Saved data entries ▸
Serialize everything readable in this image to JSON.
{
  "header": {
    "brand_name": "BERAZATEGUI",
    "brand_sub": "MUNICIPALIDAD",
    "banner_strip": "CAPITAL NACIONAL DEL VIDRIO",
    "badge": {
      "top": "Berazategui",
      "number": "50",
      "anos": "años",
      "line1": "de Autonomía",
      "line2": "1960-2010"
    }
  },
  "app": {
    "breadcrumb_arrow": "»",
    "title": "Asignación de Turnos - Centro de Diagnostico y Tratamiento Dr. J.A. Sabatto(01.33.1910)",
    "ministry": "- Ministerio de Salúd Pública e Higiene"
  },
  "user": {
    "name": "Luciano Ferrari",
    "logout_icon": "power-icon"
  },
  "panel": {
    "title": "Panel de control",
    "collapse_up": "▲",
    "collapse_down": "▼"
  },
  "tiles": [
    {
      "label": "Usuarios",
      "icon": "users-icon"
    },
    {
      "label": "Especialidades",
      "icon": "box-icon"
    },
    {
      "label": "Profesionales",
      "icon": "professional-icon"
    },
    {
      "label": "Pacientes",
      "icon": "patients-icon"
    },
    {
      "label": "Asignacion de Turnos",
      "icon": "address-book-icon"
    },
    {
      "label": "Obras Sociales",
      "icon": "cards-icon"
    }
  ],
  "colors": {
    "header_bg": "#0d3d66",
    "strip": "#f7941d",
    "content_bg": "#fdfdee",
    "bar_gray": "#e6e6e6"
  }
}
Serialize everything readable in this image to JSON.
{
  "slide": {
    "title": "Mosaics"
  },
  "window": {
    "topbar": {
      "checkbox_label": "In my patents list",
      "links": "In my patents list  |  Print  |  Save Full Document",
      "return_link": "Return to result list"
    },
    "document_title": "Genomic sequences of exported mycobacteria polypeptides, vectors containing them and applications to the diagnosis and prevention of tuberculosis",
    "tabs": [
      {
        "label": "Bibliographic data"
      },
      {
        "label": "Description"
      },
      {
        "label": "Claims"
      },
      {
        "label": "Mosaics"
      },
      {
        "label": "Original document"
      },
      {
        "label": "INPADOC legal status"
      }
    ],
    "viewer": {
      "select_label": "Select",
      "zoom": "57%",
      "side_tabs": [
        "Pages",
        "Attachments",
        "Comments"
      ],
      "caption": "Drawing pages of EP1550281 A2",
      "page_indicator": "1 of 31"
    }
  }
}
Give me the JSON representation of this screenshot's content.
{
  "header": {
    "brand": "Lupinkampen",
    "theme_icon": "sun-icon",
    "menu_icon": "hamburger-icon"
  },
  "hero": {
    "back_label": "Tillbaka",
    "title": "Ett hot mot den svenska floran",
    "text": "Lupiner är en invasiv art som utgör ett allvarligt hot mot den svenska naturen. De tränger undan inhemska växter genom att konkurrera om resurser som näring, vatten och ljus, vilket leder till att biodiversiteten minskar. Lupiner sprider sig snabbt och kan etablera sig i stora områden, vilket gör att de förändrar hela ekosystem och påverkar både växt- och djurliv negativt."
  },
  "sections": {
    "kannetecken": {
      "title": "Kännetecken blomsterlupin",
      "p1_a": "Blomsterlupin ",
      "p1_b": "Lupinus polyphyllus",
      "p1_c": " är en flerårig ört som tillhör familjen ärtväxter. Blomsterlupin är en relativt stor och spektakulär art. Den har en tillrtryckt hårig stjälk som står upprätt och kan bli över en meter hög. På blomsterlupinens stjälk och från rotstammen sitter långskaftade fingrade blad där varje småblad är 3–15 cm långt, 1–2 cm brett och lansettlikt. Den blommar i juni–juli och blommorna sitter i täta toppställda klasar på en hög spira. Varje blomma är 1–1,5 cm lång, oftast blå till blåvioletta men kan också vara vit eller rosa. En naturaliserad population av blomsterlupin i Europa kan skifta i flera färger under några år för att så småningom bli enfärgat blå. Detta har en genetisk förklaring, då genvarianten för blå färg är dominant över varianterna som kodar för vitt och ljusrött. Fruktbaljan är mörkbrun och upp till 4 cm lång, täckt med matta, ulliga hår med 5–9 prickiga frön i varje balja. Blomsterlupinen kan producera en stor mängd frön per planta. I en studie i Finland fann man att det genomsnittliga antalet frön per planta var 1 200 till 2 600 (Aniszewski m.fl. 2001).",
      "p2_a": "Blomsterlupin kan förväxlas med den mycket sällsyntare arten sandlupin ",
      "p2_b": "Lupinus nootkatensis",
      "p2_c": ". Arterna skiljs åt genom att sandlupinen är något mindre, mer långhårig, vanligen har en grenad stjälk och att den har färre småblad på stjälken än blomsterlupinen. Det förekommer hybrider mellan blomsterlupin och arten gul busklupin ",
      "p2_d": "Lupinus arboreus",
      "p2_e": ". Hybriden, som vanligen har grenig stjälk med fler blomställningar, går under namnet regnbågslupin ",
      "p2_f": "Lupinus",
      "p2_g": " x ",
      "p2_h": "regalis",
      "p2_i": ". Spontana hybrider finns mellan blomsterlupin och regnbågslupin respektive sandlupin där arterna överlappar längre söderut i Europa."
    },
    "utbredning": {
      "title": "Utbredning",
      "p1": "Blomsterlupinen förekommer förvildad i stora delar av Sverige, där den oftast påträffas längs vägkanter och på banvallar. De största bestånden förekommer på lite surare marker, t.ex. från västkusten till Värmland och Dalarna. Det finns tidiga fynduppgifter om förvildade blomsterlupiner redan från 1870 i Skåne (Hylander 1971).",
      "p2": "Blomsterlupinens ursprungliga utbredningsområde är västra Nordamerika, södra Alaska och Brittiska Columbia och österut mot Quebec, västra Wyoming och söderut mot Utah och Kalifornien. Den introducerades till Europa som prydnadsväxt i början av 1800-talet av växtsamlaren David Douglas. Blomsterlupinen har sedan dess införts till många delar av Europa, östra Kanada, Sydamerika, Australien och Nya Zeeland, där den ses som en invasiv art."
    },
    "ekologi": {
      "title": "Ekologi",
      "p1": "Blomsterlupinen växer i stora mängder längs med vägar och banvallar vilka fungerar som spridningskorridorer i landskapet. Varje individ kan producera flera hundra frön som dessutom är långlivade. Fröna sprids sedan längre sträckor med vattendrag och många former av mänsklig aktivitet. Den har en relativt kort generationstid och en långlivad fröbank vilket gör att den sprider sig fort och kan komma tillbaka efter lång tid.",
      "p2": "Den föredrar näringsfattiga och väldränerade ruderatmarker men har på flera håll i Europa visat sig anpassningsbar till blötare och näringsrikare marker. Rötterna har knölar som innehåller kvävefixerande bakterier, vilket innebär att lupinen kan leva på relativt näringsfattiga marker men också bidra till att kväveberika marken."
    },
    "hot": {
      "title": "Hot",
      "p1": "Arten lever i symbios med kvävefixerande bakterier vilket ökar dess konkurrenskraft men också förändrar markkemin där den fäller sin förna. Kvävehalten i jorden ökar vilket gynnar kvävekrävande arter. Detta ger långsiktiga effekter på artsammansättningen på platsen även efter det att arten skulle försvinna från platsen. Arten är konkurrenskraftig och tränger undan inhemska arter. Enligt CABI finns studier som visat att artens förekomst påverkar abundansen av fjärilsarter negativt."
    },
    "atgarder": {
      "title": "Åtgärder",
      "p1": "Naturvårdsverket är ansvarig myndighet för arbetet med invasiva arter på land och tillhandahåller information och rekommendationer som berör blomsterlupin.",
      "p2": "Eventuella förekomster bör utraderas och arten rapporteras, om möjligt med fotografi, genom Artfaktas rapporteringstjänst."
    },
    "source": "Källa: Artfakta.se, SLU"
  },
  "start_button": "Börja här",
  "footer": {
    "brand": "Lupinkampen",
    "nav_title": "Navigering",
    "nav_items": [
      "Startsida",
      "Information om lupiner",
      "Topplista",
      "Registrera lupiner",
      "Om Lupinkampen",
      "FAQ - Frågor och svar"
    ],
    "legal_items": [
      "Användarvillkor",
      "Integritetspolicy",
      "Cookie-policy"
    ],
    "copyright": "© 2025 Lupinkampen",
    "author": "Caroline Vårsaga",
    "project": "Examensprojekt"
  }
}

Exercise directions ▸
Filter the entries down to the lines holding the string "mellan". Copy each of those lines.

The completed task ▸
      "p2_c": ". Arterna skiljs åt genom att sandlupinen är något mindre, mer långhårig, vanligen har en grenad stjälk och att den har färre småblad på stjälken än blomsterlupinen. Det förekommer hybrider mellan blomsterlupin och arten gul busklupin ",
      "p2_i": ". Spontana hybrider finns mellan blomsterlupin och regnbågslupin respektive sandlupin där arterna överlappar längre söderut i Europa."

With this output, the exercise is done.